Monday, January 4, 2016

Start Shopper Learning Off Easy

A major reason customers return technically sophisticated products and shoppers won’t even consider purchasing such products is the perceived difficulty in learning to use them. The frustration and anger from this difficulty often leave negative impressions of the items, the retailer, and the shopping experience. Researchers at University of South Carolina and University of Colorado-Boulder say that a way around this is to warn prospective users what to expect. Avoid any temptation to advance the sale by spouting unrealistic claims about how easy mastery will be.
     Still, some of the subtasks will be easier than the others. Another set of researchers—at Fudan University, University of Hong Kong, and Peking University—suggest retailers encourage people to begin with these simpler tasks. Most consumers don’t go at it that way. Instead, their tendency is to start out with what they consider to be the more difficult challenges in the process. People generally believe that going from hard to easy will make the overall task easier, getting the tough stuff out of the way. But in seven studies of the issue, the researchers saw how, in reality, the opposite sequence—from easy to hard—leads to more success because of the momentum it creates.

· · · · · · ·

• [Problems and tasks]:
[A] In the passage on shopper learning, write out the text from "A major reason" up to and including "mastery will be.", substituting "potential buyers" for "prospective users".
[B] Continue the passage on shopper learning from its final sentence.

• [Data]:

· · · · · · ·

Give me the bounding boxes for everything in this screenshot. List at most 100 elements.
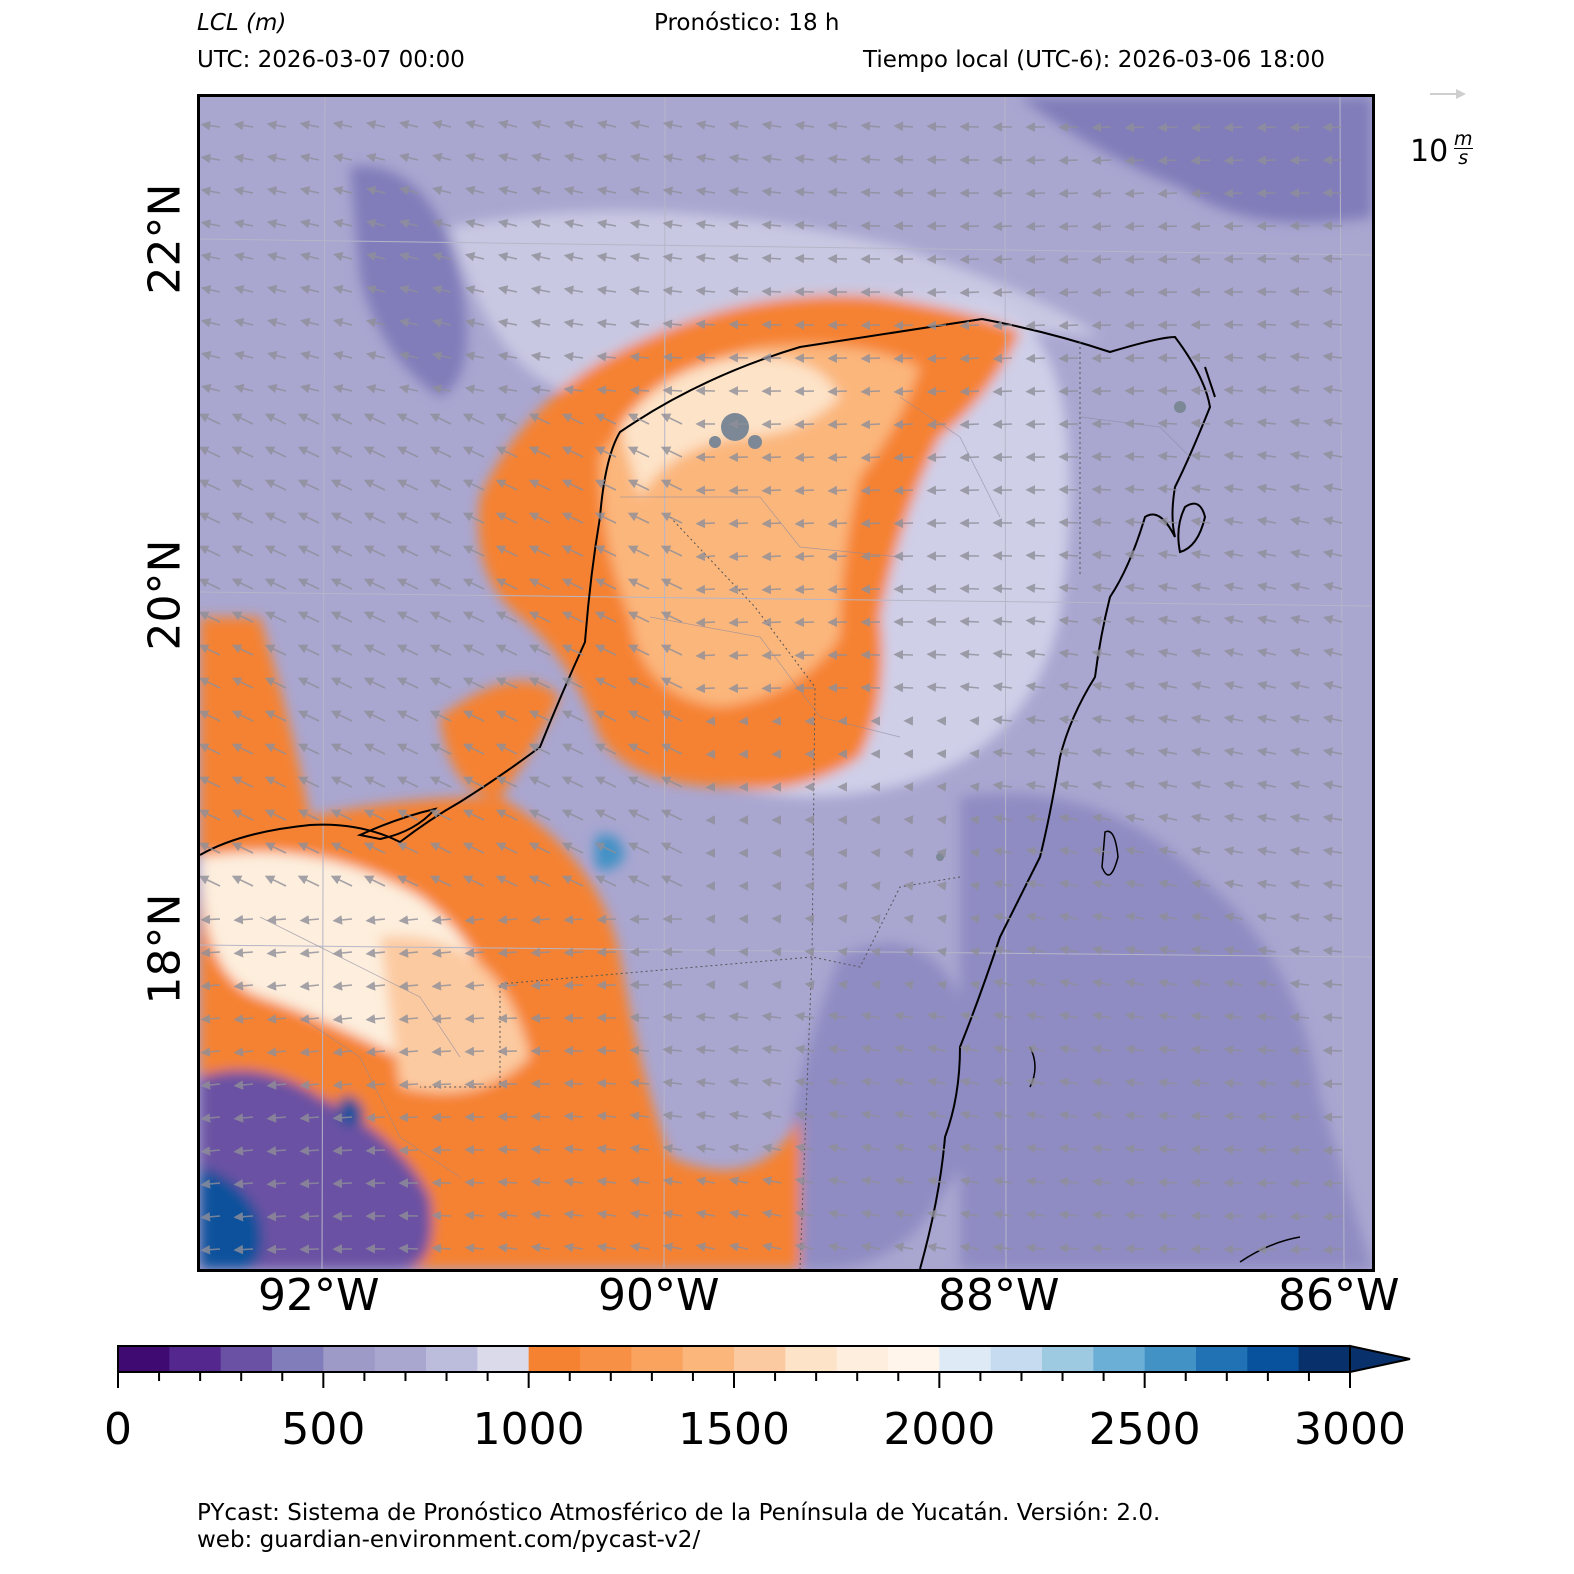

· · · · · · ·

• [Set of answers]:
[A]
A major reason customers return technically sophisticated products and shoppers won’t even consider purchasing such products is the perceived difficulty in learning to use them. The frustration and anger from this difficulty often leave negative impressions of the items, the retailer, and the shopping experience. Researchers at University of South Carolina and University of Colorado-Boulder say that a way around this is to warn potential buyers what to expect. Avoid any temptation to advance the sale by spouting unrealistic claims about how easy mastery will be.

[B]
     Researchers at University of Pennsylvania and Tilburg University refer to the consumers’ difficult-to-easy habit as a “get ready mindset” and find the effects show well beyond in learning to use a new product. For example, if people have a set of shopping tasks to complete, they’ll generally aim to get the hard ones out of the way first. Or if an especially challenging task can’t be taken out of sequence, consumers will prepare for it by working harder on an earlier task. That might turn out fine. However, if you are concerned this preparatory hard work could fatigue or frustrate the consumer, encourage them to space out the tasks.
     Spaced learning also fits well when learning to use a product by alternating between reading instructions and actual experience. But for those who insist on getting the experience before or instead of reading about it, intense hands-on trials may be the mastery method of choice. Two bonus advantages of this massed learning: Consumers will be willing to pay more for the item. And they’ll be able to use the new item in a broader range of situations. Just do what you can to start the shopper off easy.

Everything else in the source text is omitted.